## Given exercise:
Using the listing below, copy every line that mentions "name".

## Figure dataset records:
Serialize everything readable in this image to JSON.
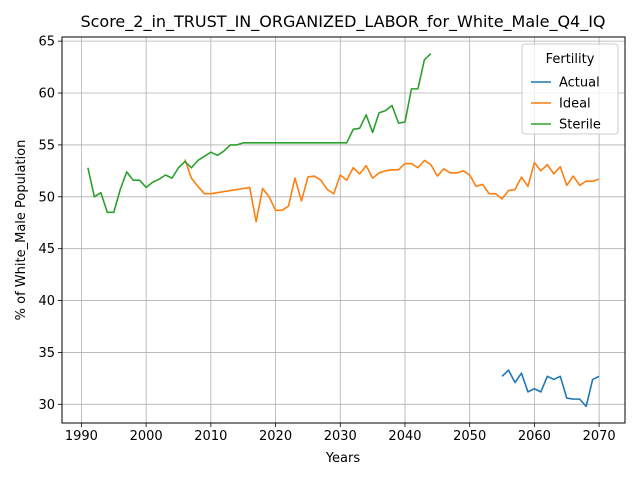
{
  "chart_data": {
    "type": "line",
    "title": "Score_2_in_TRUST_IN_ORGANIZED_LABOR_for_White_Male_Q4_IQ",
    "xlabel": "Years",
    "ylabel": "% of White_Male Population",
    "xlim": [
      1987,
      2074
    ],
    "ylim": [
      28.2,
      65.4
    ],
    "xticks": [
      1990,
      2000,
      2010,
      2020,
      2030,
      2040,
      2050,
      2060,
      2070
    ],
    "yticks": [
      30,
      35,
      40,
      45,
      50,
      55,
      60,
      65
    ],
    "grid": true,
    "legend": {
      "title": "Fertility",
      "position": "top-right"
    },
    "series": [
      {
        "name": "Actual",
        "color": "#1f77b4",
        "x": [
          2055,
          2056,
          2057,
          2058,
          2059,
          2060,
          2061,
          2062,
          2063,
          2064,
          2065,
          2066,
          2067,
          2068,
          2069,
          2070
        ],
        "y": [
          32.7,
          33.3,
          32.1,
          33.0,
          31.2,
          31.5,
          31.2,
          32.7,
          32.4,
          32.7,
          30.6,
          30.5,
          30.5,
          29.8,
          32.4,
          32.7
        ]
      },
      {
        "name": "Ideal",
        "color": "#ff7f0e",
        "x": [
          2006,
          2007,
          2008,
          2009,
          2010,
          2011,
          2012,
          2013,
          2014,
          2015,
          2016,
          2017,
          2018,
          2019,
          2020,
          2021,
          2022,
          2023,
          2024,
          2025,
          2026,
          2027,
          2028,
          2029,
          2030,
          2031,
          2032,
          2033,
          2034,
          2035,
          2036,
          2037,
          2038,
          2039,
          2040,
          2041,
          2042,
          2043,
          2044,
          2045,
          2046,
          2047,
          2048,
          2049,
          2050,
          2051,
          2052,
          2053,
          2054,
          2055,
          2056,
          2057,
          2058,
          2059,
          2060,
          2061,
          2062,
          2063,
          2064,
          2065,
          2066,
          2067,
          2068,
          2069,
          2070
        ],
        "y": [
          53.6,
          51.8,
          51.0,
          50.3,
          50.3,
          50.4,
          50.5,
          50.6,
          50.7,
          50.8,
          50.9,
          47.6,
          50.8,
          50.0,
          48.7,
          48.7,
          49.1,
          51.8,
          49.6,
          51.9,
          52.0,
          51.6,
          50.7,
          50.3,
          52.1,
          51.6,
          52.8,
          52.2,
          53.0,
          51.8,
          52.3,
          52.5,
          52.6,
          52.6,
          53.2,
          53.2,
          52.8,
          53.5,
          53.1,
          52.0,
          52.7,
          52.3,
          52.3,
          52.5,
          52.1,
          51.0,
          51.2,
          50.3,
          50.3,
          49.8,
          50.6,
          50.7,
          51.9,
          51.0,
          53.3,
          52.5,
          53.1,
          52.2,
          52.9,
          51.1,
          52.0,
          51.1,
          51.5,
          51.5,
          51.7
        ]
      },
      {
        "name": "Sterile",
        "color": "#2ca02c",
        "x": [
          1991,
          1992,
          1993,
          1994,
          1995,
          1996,
          1997,
          1998,
          1999,
          2000,
          2001,
          2002,
          2003,
          2004,
          2005,
          2006,
          2007,
          2008,
          2009,
          2010,
          2011,
          2012,
          2013,
          2014,
          2015,
          2016,
          2017,
          2018,
          2019,
          2020,
          2021,
          2022,
          2023,
          2024,
          2025,
          2026,
          2027,
          2028,
          2029,
          2030,
          2031,
          2032,
          2033,
          2034,
          2035,
          2036,
          2037,
          2038,
          2039,
          2040,
          2041,
          2042,
          2043,
          2044
        ],
        "y": [
          52.8,
          50.0,
          50.4,
          48.5,
          48.5,
          50.7,
          52.4,
          51.6,
          51.6,
          50.9,
          51.4,
          51.7,
          52.1,
          51.8,
          52.8,
          53.4,
          52.8,
          53.5,
          53.9,
          54.3,
          54.0,
          54.4,
          55.0,
          55.0,
          55.2,
          55.2,
          55.2,
          55.2,
          55.2,
          55.2,
          55.2,
          55.2,
          55.2,
          55.2,
          55.2,
          55.2,
          55.2,
          55.2,
          55.2,
          55.2,
          55.2,
          56.5,
          56.6,
          57.9,
          56.2,
          58.1,
          58.3,
          58.8,
          57.1,
          57.2,
          60.4,
          60.4,
          63.2,
          63.8
        ]
      }
    ]
  }
}
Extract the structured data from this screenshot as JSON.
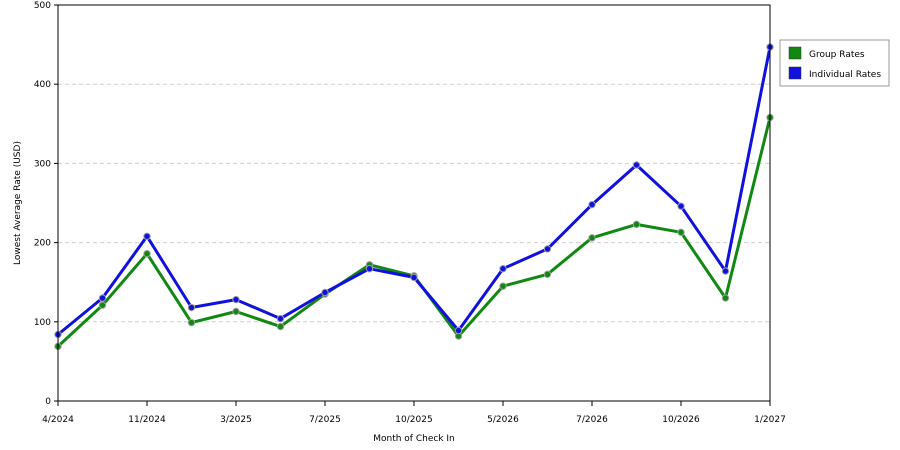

## Written solution:
        "name": "Actual",
        "name": "Ideal",
        "name": "Sterile",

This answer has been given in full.